__SHORT EXERCISE__
Lay out every line of the records below as a Markdown table with two columns, Row and Line: number each line in Row and put the line itself in Line. Skip blank lines and leave the pictures out.

__TASK INPUTS__
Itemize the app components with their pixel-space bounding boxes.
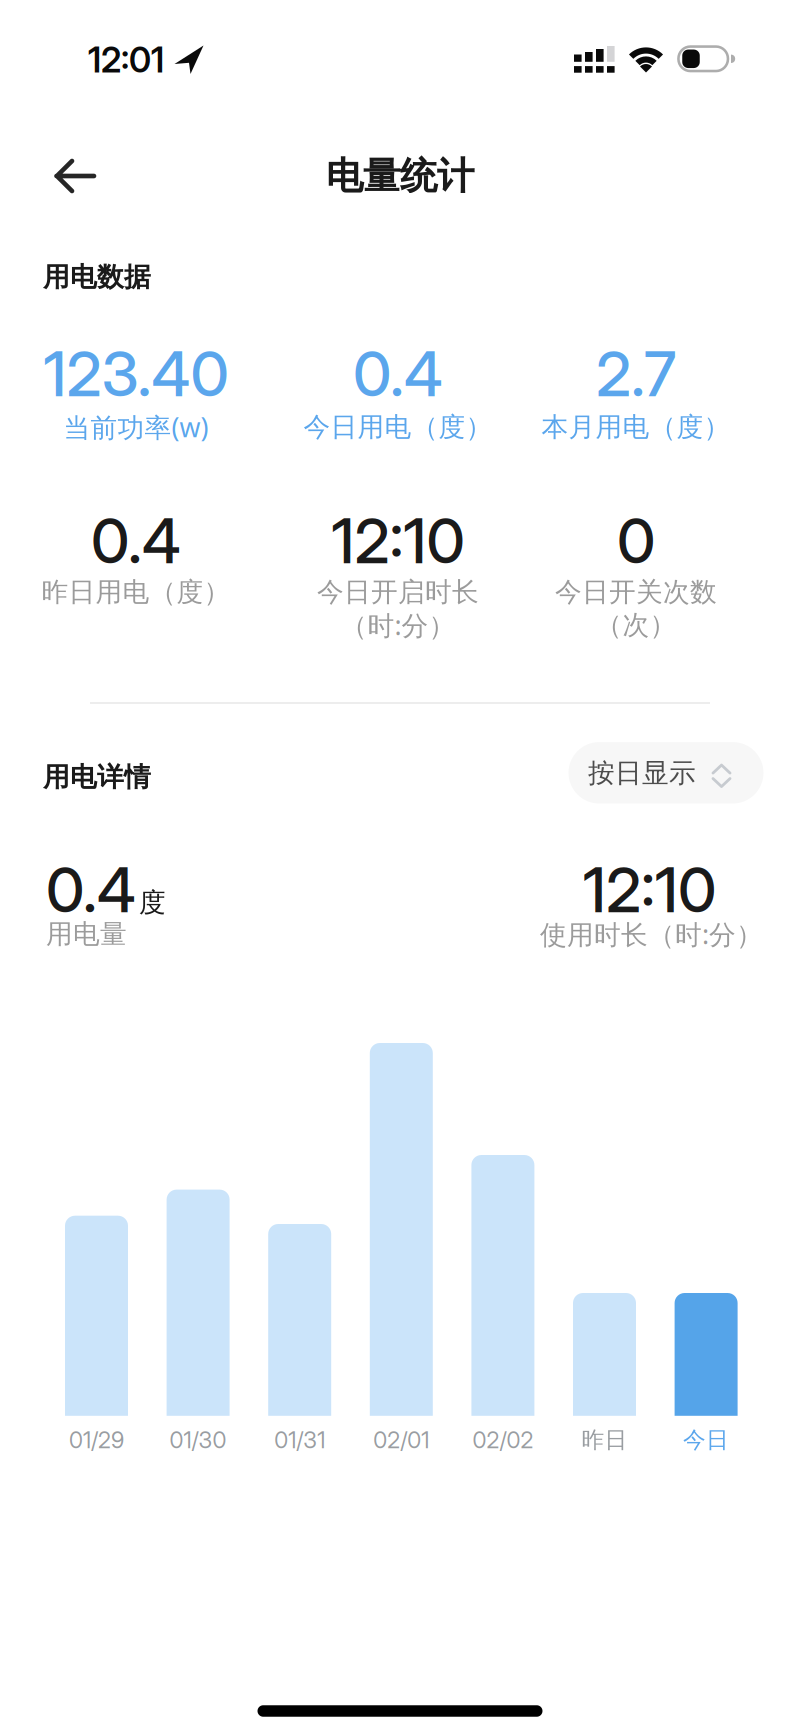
staticText: 2.7 bbox=[596, 337, 676, 411]
staticText: 0.4 bbox=[46, 853, 136, 927]
staticText: 昨日用电（度） bbox=[42, 576, 230, 608]
staticText: 0.4 bbox=[91, 504, 181, 578]
staticText: 按日显示 bbox=[588, 757, 696, 790]
button[interactable]: 按日显示 bbox=[568, 742, 764, 804]
staticText: 当前功率(w) bbox=[64, 409, 208, 445]
staticText: 使用时长（时:分） bbox=[540, 916, 763, 952]
staticText: 今日 bbox=[683, 1426, 729, 1454]
staticText: 0.4 bbox=[353, 337, 443, 411]
staticText: 12:01 bbox=[88, 39, 164, 81]
staticText: 电量统计 bbox=[326, 153, 474, 199]
staticText: 12:10 bbox=[583, 853, 716, 927]
staticText: 昨日 bbox=[582, 1426, 628, 1454]
staticText: 02/01 bbox=[373, 1426, 429, 1454]
staticText: 02/02 bbox=[472, 1426, 533, 1454]
staticText: 今日用电（度） bbox=[304, 411, 492, 443]
staticText: 度 bbox=[139, 886, 166, 919]
staticText: 用电量 bbox=[46, 918, 127, 950]
staticText: 0 bbox=[617, 504, 655, 578]
staticText: 用电详情 bbox=[43, 761, 151, 793]
staticText: 今日开关次数 bbox=[555, 576, 717, 608]
staticText: 123.40 bbox=[44, 337, 228, 411]
staticText: 今日开启时长 bbox=[317, 576, 479, 608]
button[interactable] bbox=[51, 152, 99, 200]
staticText: 用电数据 bbox=[43, 261, 151, 293]
staticText: 12:10 bbox=[332, 504, 464, 578]
staticText: 本月用电（度） bbox=[542, 411, 730, 443]
staticText: （时:分） bbox=[340, 607, 456, 643]
staticText: 01/29 bbox=[69, 1426, 124, 1454]
staticText: 01/30 bbox=[170, 1426, 227, 1454]
staticText: （次） bbox=[596, 609, 676, 641]
staticText: 01/31 bbox=[274, 1426, 325, 1454]
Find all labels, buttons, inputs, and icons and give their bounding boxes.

__OUTPUT FOR THIS EXERCISE__
| Row | Line |
|---|---|
| 1 | Itemize the app components with their pixel-space bounding boxes. |
| 2 | staticText: 2.7 bbox=[596, 337, 676, 411] |
| 3 | staticText: 0.4 bbox=[46, 853, 136, 927] |
| 4 | staticText: 昨日用电（度） bbox=[42, 576, 230, 608] |
| 5 | staticText: 0.4 bbox=[91, 504, 181, 578] |
| 6 | staticText: 按日显示 bbox=[588, 757, 696, 790] |
| 7 | button[interactable]: 按日显示 bbox=[568, 742, 764, 804] |
| 8 | staticText: 当前功率(w) bbox=[64, 409, 208, 445] |
| 9 | staticText: 使用时长（时:分） bbox=[540, 916, 763, 952] |
| 10 | staticText: 今日 bbox=[683, 1426, 729, 1454] |
| 11 | staticText: 0.4 bbox=[353, 337, 443, 411] |
| 12 | staticText: 12:01 bbox=[88, 39, 164, 81] |
| 13 | staticText: 电量统计 bbox=[326, 153, 474, 199] |
| 14 | staticText: 12:10 bbox=[583, 853, 716, 927] |
| 15 | staticText: 昨日 bbox=[582, 1426, 628, 1454] |
| 16 | staticText: 02/01 bbox=[373, 1426, 429, 1454] |
| 17 | staticText: 02/02 bbox=[472, 1426, 533, 1454] |
| 18 | staticText: 今日用电（度） bbox=[304, 411, 492, 443] |
| 19 | staticText: 度 bbox=[139, 886, 166, 919] |
| 20 | staticText: 用电量 bbox=[46, 918, 127, 950] |
| 21 | staticText: 0 bbox=[617, 504, 655, 578] |
| 22 | staticText: 用电详情 bbox=[43, 761, 151, 793] |
| 23 | staticText: 今日开关次数 bbox=[555, 576, 717, 608] |
| 24 | staticText: 123.40 bbox=[44, 337, 228, 411] |
| 25 | staticText: 今日开启时长 bbox=[317, 576, 479, 608] |
| 26 | button[interactable] bbox=[51, 152, 99, 200] |
| 27 | staticText: 用电数据 bbox=[43, 261, 151, 293] |
| 28 | staticText: 12:10 bbox=[332, 504, 464, 578] |
| 29 | staticText: 本月用电（度） bbox=[542, 411, 730, 443] |
| 30 | staticText: （时:分） bbox=[340, 607, 456, 643] |
| 31 | staticText: 01/29 bbox=[69, 1426, 124, 1454] |
| 32 | staticText: 01/30 bbox=[170, 1426, 227, 1454] |
| 33 | staticText: （次） bbox=[596, 609, 676, 641] |
| 34 | staticText: 01/31 bbox=[274, 1426, 325, 1454] |
| 35 | Find all labels, buttons, inputs, and icons and give their bounding boxes. |